• [ARTICLE]:
— Begin —
October 6, 2013

Bodily Fluids Have Nothing on Meditation: One Mother’s Practice Reignited. ~ Licia Morelli


photo: flickr/Ryan Oelke

In exactly 12 days I turn 35.

In my 35 years I have accomplished some things, failed at others, attended a Buddhist Liberal Arts University in Boulder, Colorado, practiced meditation, got married, had two kids and moved to Maine.

In this time I have tried to maintain a steady practice of mindfulness and meditation. Some years have been slim; some have been steady and some non-existent. Overall, I have learned that parenting brings a whole new meaning to how my meditation practice looks in my day.

It is a little different but does the trick just the same.

I had once lived in a world of smug self assurance believing that I could do anything. A sort of sense that no matter what life threw at me I could always go back to my breath (and my meditation cushion) and all would be right again.

Little did I know that the challenges of parenthood would rock my practice to its core. I suddenly noticed that meditation started occurring in the strangest of places. Scenarios in which I would never had pictured myselfpre-children suddenly became commonplace.

I understood that while sitting on my meditation cushion was a fantastic way of practicing, even better were the humbling experiences to which only my children could bring me.

Stomach Flu Hits in the Local TJMaxx.
— End —
• [Dataset entries]:
— Begin —
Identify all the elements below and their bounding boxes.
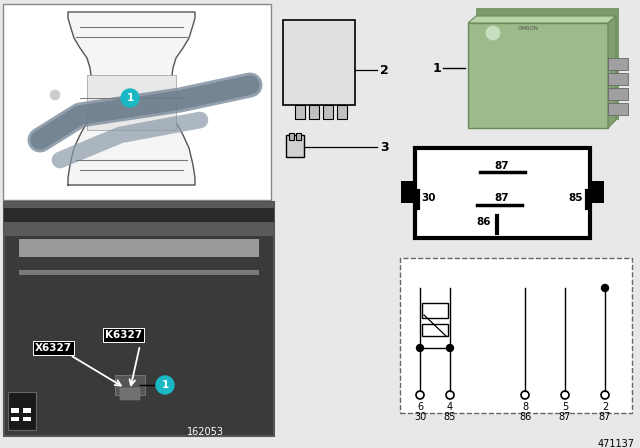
Bar — [422, 303, 448, 318]
Text: 1: 1 — [126, 93, 134, 103]
Bar — [296, 133, 301, 140]
Bar — [293, 20, 303, 32]
Bar — [608, 103, 628, 115]
Text: 471137: 471137 — [598, 439, 635, 448]
Bar — [401, 181, 415, 203]
Circle shape — [486, 26, 500, 40]
Circle shape — [602, 284, 609, 292]
Circle shape — [121, 89, 139, 107]
Text: 87: 87 — [495, 193, 509, 203]
Text: 162053: 162053 — [186, 427, 223, 437]
Text: 85: 85 — [444, 412, 456, 422]
Bar — [8, 392, 36, 430]
Bar — [341, 20, 351, 32]
Circle shape — [50, 90, 60, 100]
Bar — [4, 202, 274, 236]
Bar — [608, 73, 628, 85]
Bar — [23, 408, 31, 413]
Text: 2: 2 — [380, 64, 388, 77]
Text: 8: 8 — [522, 402, 528, 412]
Polygon shape — [608, 16, 616, 128]
Text: X6327: X6327 — [35, 343, 72, 353]
Bar — [286, 135, 304, 157]
Text: K6327: K6327 — [105, 330, 142, 340]
Text: 1: 1 — [161, 380, 168, 390]
Text: 4: 4 — [447, 402, 453, 412]
Bar — [608, 88, 628, 100]
Polygon shape — [468, 16, 616, 23]
Text: 86: 86 — [519, 412, 531, 422]
Text: 30: 30 — [422, 193, 436, 203]
Text: 30: 30 — [414, 412, 426, 422]
Bar — [4, 208, 274, 222]
Bar — [400, 258, 632, 413]
Bar — [422, 324, 448, 336]
Bar — [476, 8, 619, 120]
Bar — [3, 4, 271, 200]
Bar — [295, 105, 305, 119]
Bar — [608, 58, 628, 70]
Bar — [283, 20, 355, 105]
Text: 86: 86 — [477, 217, 492, 227]
Text: 3: 3 — [380, 141, 388, 154]
Bar — [415, 148, 590, 238]
Bar — [11, 408, 19, 413]
Bar — [4, 202, 274, 436]
Bar — [337, 105, 347, 119]
Text: 6: 6 — [417, 402, 423, 412]
Text: 2: 2 — [602, 402, 608, 412]
Bar — [329, 20, 339, 32]
Bar — [305, 20, 315, 32]
Polygon shape — [68, 12, 195, 185]
Bar — [19, 270, 259, 275]
Bar — [120, 388, 140, 400]
Bar — [19, 239, 259, 257]
Bar — [115, 375, 145, 395]
Bar — [317, 20, 327, 32]
Bar — [323, 105, 333, 119]
Bar — [289, 133, 294, 140]
Circle shape — [156, 376, 174, 394]
Text: 5: 5 — [562, 402, 568, 412]
Bar — [309, 105, 319, 119]
Bar — [23, 417, 31, 421]
Bar — [11, 417, 19, 421]
Bar — [87, 75, 176, 130]
Text: 85: 85 — [569, 193, 583, 203]
Text: OMRON: OMRON — [518, 26, 539, 31]
Circle shape — [417, 345, 424, 352]
Text: 1: 1 — [432, 61, 441, 74]
Bar — [468, 23, 608, 128]
Bar — [590, 181, 604, 203]
Circle shape — [447, 345, 454, 352]
Text: 87: 87 — [495, 161, 509, 171]
Text: 87: 87 — [559, 412, 571, 422]
Text: 87: 87 — [599, 412, 611, 422]
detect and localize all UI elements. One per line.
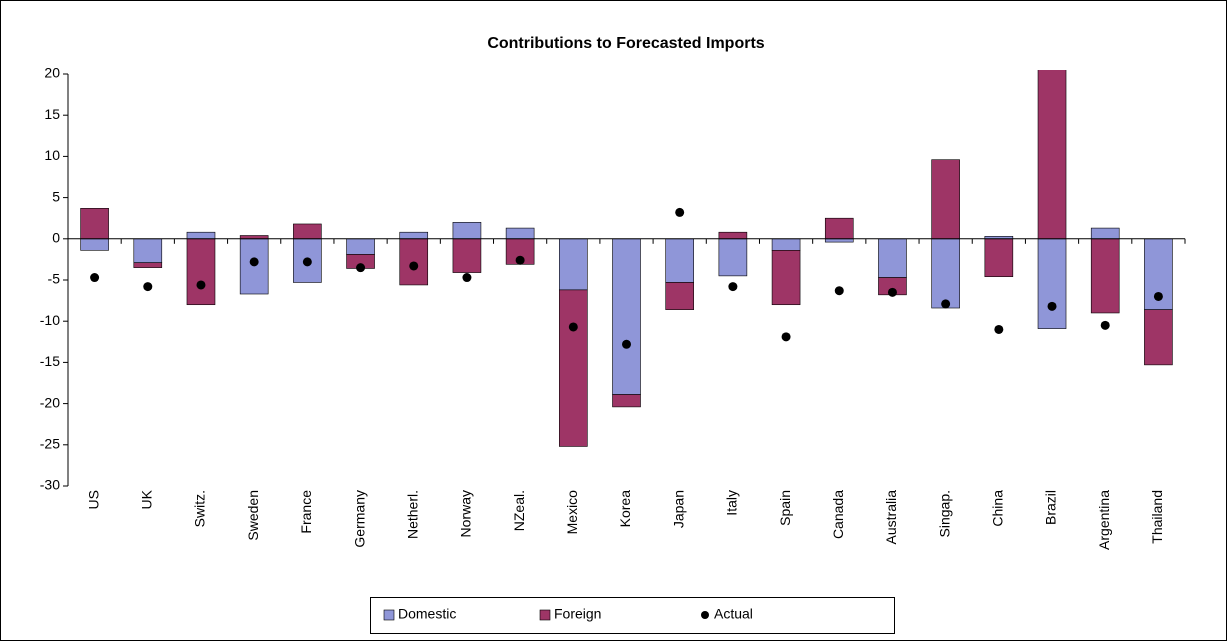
y-tick-label: -20 xyxy=(40,394,60,410)
bar xyxy=(1090,238,1120,314)
y-tick-label: -15 xyxy=(40,353,60,369)
actual-point xyxy=(887,287,897,297)
actual-point xyxy=(196,280,206,290)
actual-point xyxy=(90,273,100,283)
bar xyxy=(559,289,588,447)
legend-label: Domestic xyxy=(398,606,456,622)
legend-swatch xyxy=(383,609,395,621)
bar xyxy=(1037,70,1067,240)
actual-point xyxy=(941,299,951,309)
x-tick-label: Japan xyxy=(670,490,686,528)
x-tick-label: Korea xyxy=(617,490,633,528)
actual-point xyxy=(728,282,738,292)
x-tick-label: Italy xyxy=(724,490,740,516)
x-tick-label: Singap. xyxy=(936,490,952,537)
x-tick-label: France xyxy=(298,490,314,534)
bar xyxy=(665,282,694,310)
bar xyxy=(186,238,216,306)
x-tick-label: Germany xyxy=(351,490,367,548)
actual-point xyxy=(409,261,419,271)
y-tick-label: 5 xyxy=(52,188,60,204)
bar xyxy=(1144,309,1173,366)
bar xyxy=(452,238,482,273)
bar xyxy=(293,223,322,240)
actual-point xyxy=(515,255,525,265)
bar xyxy=(1090,227,1120,240)
actual-point xyxy=(143,282,153,292)
x-tick-label: Mexico xyxy=(564,490,580,535)
bar xyxy=(931,159,960,240)
bar xyxy=(824,217,854,240)
bar xyxy=(984,238,1014,278)
y-tick-label: 10 xyxy=(44,147,60,163)
legend-marker xyxy=(701,611,709,619)
actual-point xyxy=(302,257,312,267)
bar xyxy=(452,222,482,240)
bar xyxy=(771,238,801,251)
y-tick-label: -10 xyxy=(40,312,60,328)
bar xyxy=(80,238,109,251)
actual-point xyxy=(462,273,472,283)
x-tick-label: Canada xyxy=(830,490,846,539)
actual-point xyxy=(834,286,844,296)
plot-area xyxy=(80,70,1173,447)
bar xyxy=(931,238,960,309)
bar xyxy=(505,227,535,240)
actual-point xyxy=(675,207,685,217)
actual-point xyxy=(1100,320,1110,330)
bar xyxy=(133,262,163,268)
bar xyxy=(718,238,748,277)
bar xyxy=(718,231,748,240)
legend xyxy=(370,597,895,634)
x-tick-label: Spain xyxy=(777,490,793,526)
x-tick-label: Norway xyxy=(458,490,474,537)
y-tick-label: -30 xyxy=(40,477,60,493)
x-tick-label: Netherl. xyxy=(404,490,420,539)
x-tick-label: US xyxy=(85,490,101,509)
bar xyxy=(771,250,801,306)
bar xyxy=(399,231,429,240)
actual-point xyxy=(568,322,578,332)
bar xyxy=(346,238,375,255)
actual-point xyxy=(1153,291,1163,301)
bar xyxy=(1037,238,1067,329)
x-tick-label: China xyxy=(990,490,1006,527)
y-tick-label: 15 xyxy=(44,106,60,122)
legend-swatch xyxy=(539,609,551,621)
actual-point xyxy=(249,257,259,267)
x-tick-label: NZeal. xyxy=(511,490,527,531)
y-tick-label: -5 xyxy=(48,271,61,287)
bar xyxy=(133,238,163,263)
y-tick-label: 20 xyxy=(44,65,60,81)
y-tick-label: -25 xyxy=(40,436,60,452)
actual-point xyxy=(781,332,791,342)
actual-point xyxy=(994,324,1004,334)
bar xyxy=(186,231,216,240)
bar xyxy=(559,238,588,291)
legend-label: Actual xyxy=(714,606,753,622)
x-tick-label: Brazil xyxy=(1043,490,1059,525)
y-tick-label: 0 xyxy=(52,230,60,246)
legend-label: Foreign xyxy=(554,606,601,622)
chart-title: Contributions to Forecasted Imports xyxy=(487,35,764,52)
x-tick-label: Thailand xyxy=(1149,490,1165,544)
bar xyxy=(239,238,269,295)
x-tick-label: Argentina xyxy=(1096,490,1112,550)
bar xyxy=(878,238,907,278)
bar xyxy=(612,238,641,395)
bar xyxy=(80,208,109,240)
x-tick-label: Sweden xyxy=(245,490,261,541)
x-tick-label: Australia xyxy=(883,490,899,545)
actual-point xyxy=(356,263,366,273)
bar xyxy=(665,238,694,283)
x-tick-label: Switz. xyxy=(192,490,208,527)
x-tick-label: UK xyxy=(138,489,154,509)
actual-point xyxy=(1047,301,1057,311)
bar xyxy=(612,394,641,408)
actual-point xyxy=(622,339,631,349)
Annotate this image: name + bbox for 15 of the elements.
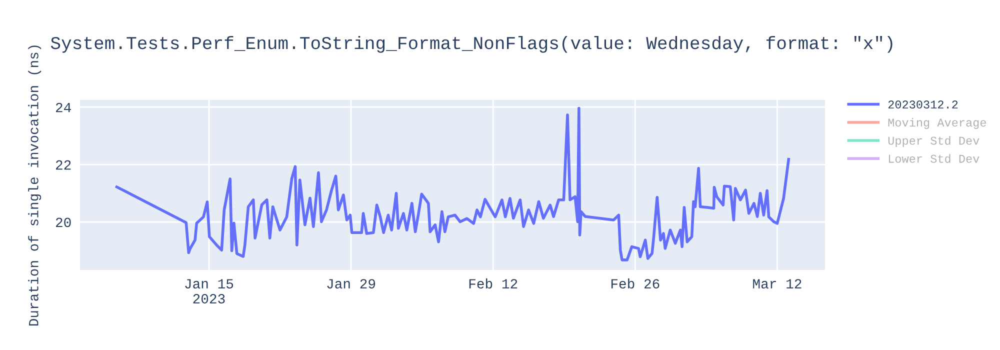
x-tick-label: Jan 29: [327, 279, 376, 289]
x-tick-label: Feb 12: [469, 278, 518, 289]
x-tick-label: Jan 15 2023: [185, 279, 234, 304]
y-tick-label: 22: [56, 160, 71, 170]
x-tick-label: Mar 12: [753, 279, 802, 289]
legend-label: Lower Std Dev: [888, 154, 980, 163]
legend-label: 20230312.2: [888, 100, 958, 109]
legend-label: Upper Std Dev: [888, 136, 980, 148]
chart-title: System.Tests.Perf_Enum.ToString_Format_NonFlags(value: Wednesday, format: "x"): [50, 36, 892, 53]
y-tick-label: 24: [56, 102, 71, 112]
y-axis-title: Duration of single invocation (ns): [28, 46, 42, 326]
y-tick-label: 20: [56, 218, 71, 228]
line-series: [115, 106, 790, 262]
x-tick-label: Feb 26: [611, 278, 660, 289]
legend-label: Moving Average: [888, 118, 986, 129]
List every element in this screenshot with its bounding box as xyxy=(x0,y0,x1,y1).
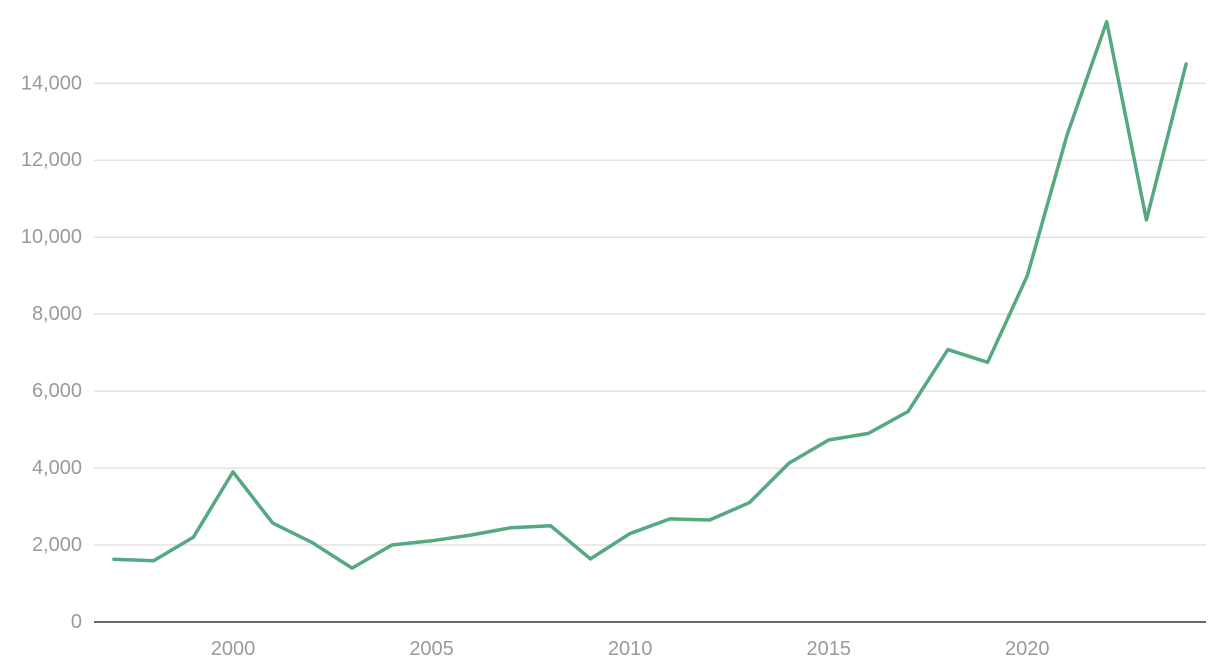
data-point xyxy=(311,541,314,544)
y-tick-label: 12,000 xyxy=(21,149,82,171)
data-point xyxy=(907,410,910,413)
x-axis-tick-labels: 2000 2005 2010 2015 2020 xyxy=(211,638,1050,660)
data-point xyxy=(390,544,393,547)
data-point xyxy=(867,432,870,435)
y-tick-label: 14,000 xyxy=(21,72,82,94)
gridlines xyxy=(94,82,1206,546)
x-tick-label: 2010 xyxy=(608,638,653,660)
data-point xyxy=(946,348,949,351)
data-point xyxy=(430,539,433,542)
data-point xyxy=(986,361,989,364)
x-tick-label: 2020 xyxy=(1005,638,1050,660)
data-point xyxy=(1066,134,1069,137)
data-point xyxy=(549,524,552,527)
data-point xyxy=(589,557,592,560)
data-point xyxy=(510,526,513,529)
data-point xyxy=(708,519,711,522)
data-point xyxy=(788,462,791,465)
data-point xyxy=(470,534,473,537)
data-point xyxy=(192,536,195,539)
series-line-0 xyxy=(112,19,1188,570)
data-point xyxy=(1185,63,1188,66)
data-point xyxy=(1105,20,1108,23)
data-point xyxy=(152,559,155,562)
data-point xyxy=(1145,218,1148,221)
data-point xyxy=(271,522,274,525)
data-point xyxy=(668,517,671,520)
y-tick-label: 8,000 xyxy=(32,303,82,325)
x-tick-label: 2005 xyxy=(409,638,454,660)
y-tick-label: 4,000 xyxy=(32,457,82,479)
data-point xyxy=(748,501,751,504)
y-tick-label: 0 xyxy=(71,611,82,633)
y-tick-label: 6,000 xyxy=(32,380,82,402)
y-axis-tick-labels: 0 2,000 4,000 6,000 8,000 10,000 12,000 14,000 xyxy=(21,72,82,633)
data-point xyxy=(827,438,830,441)
x-tick-label: 2000 xyxy=(211,638,256,660)
data-point xyxy=(112,558,115,561)
data-point xyxy=(1026,274,1029,277)
data-point xyxy=(351,567,354,570)
series-layer xyxy=(112,19,1188,570)
x-tick-label: 2015 xyxy=(806,638,851,660)
y-tick-label: 10,000 xyxy=(21,226,82,248)
data-point xyxy=(232,470,235,473)
data-point xyxy=(629,532,632,535)
y-tick-label: 2,000 xyxy=(32,534,82,556)
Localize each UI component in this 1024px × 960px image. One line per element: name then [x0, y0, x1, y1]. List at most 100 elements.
— End —
• [WRITTEN TASK]:
Please answer these questions from the article on meditation and parenting:
(a) What age does the writer turn in exactly 12 days?
(b) In which city and state is the Buddhist liberal arts university the writer attended?
(c) What did the writer once believe they could always go back to, no matter what life threw at them?

• [EXERCISE ANSWER]:
(a) 35
(b) Boulder, Colorado
(c) Their breath and their meditation cushion